Work to complete »
Find each line that has the string "like" and give the total, with nothing else.

Information given »

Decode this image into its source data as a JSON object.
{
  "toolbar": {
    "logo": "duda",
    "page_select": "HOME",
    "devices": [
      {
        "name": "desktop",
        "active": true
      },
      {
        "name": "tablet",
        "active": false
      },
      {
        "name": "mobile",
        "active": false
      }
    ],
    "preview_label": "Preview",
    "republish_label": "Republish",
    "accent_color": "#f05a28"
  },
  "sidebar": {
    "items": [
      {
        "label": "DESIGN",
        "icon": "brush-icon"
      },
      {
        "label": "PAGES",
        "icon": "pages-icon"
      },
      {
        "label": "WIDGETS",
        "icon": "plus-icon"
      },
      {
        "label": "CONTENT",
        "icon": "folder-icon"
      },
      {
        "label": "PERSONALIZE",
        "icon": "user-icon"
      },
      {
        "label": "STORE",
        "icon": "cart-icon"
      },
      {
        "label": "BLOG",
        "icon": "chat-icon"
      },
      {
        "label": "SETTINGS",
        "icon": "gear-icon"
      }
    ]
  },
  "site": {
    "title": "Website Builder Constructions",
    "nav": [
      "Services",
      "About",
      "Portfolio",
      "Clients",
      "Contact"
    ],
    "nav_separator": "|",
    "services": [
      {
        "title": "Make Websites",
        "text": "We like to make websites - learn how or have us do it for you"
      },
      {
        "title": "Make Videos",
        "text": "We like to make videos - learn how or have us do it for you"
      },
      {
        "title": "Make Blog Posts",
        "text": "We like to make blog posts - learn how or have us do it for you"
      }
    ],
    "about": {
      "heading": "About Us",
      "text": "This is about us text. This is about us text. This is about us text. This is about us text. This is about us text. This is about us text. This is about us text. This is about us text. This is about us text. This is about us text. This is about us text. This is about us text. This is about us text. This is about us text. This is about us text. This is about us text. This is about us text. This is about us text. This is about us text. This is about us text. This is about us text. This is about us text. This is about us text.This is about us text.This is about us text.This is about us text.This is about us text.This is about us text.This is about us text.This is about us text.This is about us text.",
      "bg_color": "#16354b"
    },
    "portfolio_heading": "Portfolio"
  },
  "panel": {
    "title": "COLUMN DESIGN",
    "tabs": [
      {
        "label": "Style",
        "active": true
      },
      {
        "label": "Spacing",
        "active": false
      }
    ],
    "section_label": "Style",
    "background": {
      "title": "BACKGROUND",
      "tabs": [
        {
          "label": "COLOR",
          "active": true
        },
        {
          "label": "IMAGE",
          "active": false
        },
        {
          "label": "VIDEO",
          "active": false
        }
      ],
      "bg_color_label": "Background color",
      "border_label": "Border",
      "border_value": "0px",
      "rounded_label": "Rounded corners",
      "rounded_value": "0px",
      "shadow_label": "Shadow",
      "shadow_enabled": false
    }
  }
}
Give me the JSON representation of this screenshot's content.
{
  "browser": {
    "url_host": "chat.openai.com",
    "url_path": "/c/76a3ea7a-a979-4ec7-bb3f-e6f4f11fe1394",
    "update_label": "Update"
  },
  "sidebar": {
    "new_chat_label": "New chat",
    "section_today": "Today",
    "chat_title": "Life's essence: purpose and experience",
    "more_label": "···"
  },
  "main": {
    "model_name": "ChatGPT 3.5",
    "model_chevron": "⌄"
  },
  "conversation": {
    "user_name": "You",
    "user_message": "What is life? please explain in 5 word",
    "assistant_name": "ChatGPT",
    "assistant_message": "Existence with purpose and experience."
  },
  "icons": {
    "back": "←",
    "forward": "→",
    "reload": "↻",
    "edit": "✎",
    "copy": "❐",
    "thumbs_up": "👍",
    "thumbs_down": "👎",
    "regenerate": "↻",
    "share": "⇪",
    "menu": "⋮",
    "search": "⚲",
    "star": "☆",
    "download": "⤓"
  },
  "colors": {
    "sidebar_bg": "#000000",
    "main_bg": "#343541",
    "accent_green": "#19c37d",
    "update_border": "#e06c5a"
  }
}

Expected output »
3